* BEGIN Extracted records *

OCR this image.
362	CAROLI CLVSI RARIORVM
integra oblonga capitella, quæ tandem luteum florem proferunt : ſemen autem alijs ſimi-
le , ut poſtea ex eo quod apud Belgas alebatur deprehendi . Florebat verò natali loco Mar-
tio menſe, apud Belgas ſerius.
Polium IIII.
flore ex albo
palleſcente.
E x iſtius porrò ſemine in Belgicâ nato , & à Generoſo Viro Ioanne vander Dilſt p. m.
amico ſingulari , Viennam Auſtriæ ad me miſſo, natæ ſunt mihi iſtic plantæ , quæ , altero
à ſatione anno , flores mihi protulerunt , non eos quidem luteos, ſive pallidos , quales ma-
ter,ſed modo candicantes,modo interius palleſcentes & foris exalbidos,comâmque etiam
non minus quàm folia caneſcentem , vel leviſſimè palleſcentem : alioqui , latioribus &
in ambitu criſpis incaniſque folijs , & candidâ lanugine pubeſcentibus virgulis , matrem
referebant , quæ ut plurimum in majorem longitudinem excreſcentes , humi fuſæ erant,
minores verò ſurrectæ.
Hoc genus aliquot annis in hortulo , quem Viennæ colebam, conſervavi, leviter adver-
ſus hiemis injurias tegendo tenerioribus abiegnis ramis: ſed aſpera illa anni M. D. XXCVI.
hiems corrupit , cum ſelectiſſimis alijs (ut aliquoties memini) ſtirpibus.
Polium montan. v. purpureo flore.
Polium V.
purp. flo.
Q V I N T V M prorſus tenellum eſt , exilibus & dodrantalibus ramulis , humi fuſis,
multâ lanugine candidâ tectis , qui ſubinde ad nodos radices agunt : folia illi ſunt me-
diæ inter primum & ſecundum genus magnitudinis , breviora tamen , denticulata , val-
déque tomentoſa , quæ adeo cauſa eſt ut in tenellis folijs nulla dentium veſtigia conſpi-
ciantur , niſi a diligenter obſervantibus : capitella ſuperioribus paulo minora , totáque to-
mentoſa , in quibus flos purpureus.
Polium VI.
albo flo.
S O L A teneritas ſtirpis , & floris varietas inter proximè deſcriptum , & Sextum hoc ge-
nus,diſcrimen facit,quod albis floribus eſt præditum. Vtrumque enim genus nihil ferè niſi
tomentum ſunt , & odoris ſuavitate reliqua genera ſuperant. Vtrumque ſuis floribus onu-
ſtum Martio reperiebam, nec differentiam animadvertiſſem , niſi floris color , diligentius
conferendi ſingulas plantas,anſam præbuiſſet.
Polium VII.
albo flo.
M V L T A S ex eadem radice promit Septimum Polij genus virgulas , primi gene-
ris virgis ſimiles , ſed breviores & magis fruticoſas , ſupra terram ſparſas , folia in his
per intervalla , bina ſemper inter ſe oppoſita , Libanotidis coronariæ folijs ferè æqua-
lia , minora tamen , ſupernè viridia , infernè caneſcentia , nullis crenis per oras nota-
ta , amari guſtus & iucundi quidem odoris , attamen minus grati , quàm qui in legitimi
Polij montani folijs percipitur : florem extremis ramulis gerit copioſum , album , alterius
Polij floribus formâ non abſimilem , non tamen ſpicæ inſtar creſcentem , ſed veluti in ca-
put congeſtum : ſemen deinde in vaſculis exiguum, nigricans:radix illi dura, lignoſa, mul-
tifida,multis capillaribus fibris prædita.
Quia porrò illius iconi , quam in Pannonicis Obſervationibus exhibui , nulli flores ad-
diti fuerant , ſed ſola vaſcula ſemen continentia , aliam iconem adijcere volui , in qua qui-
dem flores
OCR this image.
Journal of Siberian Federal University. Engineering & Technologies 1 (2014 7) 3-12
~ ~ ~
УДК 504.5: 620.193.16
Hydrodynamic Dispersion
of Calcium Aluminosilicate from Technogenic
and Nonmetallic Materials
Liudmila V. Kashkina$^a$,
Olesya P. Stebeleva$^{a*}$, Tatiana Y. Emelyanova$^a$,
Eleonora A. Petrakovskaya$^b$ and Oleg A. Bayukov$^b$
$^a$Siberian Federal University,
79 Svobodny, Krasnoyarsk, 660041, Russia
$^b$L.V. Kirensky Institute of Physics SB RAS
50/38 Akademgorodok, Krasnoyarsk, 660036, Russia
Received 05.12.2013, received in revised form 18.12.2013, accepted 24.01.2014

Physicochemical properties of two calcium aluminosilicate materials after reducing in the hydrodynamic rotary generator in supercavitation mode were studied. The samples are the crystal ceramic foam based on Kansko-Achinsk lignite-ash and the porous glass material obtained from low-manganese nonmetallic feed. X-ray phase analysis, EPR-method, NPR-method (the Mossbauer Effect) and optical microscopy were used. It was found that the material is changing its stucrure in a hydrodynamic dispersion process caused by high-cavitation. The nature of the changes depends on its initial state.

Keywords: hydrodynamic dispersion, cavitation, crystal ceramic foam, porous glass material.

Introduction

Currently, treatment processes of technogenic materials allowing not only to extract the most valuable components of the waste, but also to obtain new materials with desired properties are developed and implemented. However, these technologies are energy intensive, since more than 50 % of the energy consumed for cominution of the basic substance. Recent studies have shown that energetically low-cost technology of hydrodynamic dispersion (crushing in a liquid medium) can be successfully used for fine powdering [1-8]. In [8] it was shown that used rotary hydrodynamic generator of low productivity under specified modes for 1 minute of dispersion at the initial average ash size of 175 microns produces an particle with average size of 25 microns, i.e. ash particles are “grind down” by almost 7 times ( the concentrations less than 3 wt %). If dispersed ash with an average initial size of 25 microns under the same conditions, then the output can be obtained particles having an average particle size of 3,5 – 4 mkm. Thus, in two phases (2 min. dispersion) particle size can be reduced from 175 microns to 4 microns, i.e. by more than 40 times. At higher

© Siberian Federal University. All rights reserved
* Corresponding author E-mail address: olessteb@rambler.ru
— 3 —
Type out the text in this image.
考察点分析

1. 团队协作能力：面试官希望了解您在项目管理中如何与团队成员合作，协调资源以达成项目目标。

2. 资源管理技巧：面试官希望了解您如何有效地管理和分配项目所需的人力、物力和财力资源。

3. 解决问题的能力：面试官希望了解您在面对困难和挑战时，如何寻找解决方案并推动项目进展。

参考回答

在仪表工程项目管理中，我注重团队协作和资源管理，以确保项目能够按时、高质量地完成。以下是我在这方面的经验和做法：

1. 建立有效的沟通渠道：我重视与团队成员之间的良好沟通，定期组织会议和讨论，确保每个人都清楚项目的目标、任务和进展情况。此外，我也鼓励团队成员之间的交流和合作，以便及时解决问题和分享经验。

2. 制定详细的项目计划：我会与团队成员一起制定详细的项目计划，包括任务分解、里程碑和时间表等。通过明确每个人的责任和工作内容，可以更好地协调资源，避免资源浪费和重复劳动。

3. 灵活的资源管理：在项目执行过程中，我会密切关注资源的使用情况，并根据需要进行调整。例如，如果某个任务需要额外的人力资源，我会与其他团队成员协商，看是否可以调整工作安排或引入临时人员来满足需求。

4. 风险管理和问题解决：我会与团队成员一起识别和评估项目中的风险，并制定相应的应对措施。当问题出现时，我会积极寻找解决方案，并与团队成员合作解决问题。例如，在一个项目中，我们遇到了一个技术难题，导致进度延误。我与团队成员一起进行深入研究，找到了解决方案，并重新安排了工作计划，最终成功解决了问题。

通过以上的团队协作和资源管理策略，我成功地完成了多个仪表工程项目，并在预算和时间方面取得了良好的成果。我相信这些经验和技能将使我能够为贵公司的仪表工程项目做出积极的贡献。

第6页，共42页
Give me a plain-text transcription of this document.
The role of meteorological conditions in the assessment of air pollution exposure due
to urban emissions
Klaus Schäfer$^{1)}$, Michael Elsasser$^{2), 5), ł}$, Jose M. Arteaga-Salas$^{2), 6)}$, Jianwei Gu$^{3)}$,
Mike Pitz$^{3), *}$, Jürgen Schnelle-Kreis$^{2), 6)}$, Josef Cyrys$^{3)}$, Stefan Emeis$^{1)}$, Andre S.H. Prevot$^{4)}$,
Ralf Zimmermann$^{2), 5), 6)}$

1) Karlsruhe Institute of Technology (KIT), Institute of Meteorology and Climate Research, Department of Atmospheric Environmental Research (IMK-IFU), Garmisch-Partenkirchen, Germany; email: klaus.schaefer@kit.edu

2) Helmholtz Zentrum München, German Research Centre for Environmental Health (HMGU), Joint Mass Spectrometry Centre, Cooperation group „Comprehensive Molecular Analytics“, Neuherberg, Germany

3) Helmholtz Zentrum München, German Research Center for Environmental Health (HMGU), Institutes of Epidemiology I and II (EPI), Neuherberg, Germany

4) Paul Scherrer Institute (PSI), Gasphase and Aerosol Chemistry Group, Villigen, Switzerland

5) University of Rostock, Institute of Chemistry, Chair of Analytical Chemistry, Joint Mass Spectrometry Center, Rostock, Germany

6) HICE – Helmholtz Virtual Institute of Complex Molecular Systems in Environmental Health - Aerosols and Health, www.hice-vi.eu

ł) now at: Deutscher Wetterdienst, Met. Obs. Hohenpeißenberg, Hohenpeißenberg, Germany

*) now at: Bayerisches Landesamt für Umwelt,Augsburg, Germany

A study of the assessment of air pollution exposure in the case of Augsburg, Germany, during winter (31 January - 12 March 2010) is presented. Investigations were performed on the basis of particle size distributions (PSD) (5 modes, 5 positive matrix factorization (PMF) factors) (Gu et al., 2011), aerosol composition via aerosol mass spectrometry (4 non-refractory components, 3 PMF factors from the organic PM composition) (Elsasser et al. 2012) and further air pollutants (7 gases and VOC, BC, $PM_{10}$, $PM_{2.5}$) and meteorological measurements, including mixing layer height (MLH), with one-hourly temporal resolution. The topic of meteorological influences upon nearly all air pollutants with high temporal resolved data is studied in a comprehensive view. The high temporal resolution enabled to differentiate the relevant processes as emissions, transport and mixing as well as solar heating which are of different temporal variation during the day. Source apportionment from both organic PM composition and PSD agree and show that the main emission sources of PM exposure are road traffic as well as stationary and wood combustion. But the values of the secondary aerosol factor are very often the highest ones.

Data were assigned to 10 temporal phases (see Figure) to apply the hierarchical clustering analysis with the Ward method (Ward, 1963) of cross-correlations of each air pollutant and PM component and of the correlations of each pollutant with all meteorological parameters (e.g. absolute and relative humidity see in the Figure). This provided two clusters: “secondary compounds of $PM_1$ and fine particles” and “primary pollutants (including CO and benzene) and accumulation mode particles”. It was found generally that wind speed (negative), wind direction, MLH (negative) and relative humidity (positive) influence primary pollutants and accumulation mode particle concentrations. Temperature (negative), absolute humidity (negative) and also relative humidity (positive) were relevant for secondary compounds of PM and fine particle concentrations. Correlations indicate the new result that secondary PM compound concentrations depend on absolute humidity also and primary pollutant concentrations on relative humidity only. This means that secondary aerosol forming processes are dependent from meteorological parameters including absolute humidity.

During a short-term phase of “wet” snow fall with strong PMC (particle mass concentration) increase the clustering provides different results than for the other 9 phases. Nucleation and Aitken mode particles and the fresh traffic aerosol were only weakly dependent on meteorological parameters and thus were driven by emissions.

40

* END Extracted records *

Exercise directions:
Every line of the listing that holds "minus" should be found and copied.

Written answer:
non minus quàm folia caneſcentem , vel leviſſimè palleſcentem : alioqui , latioribus &
ta , amari guſtus & iucundi quidem odoris , attamen minus grati , quàm qui in legitimi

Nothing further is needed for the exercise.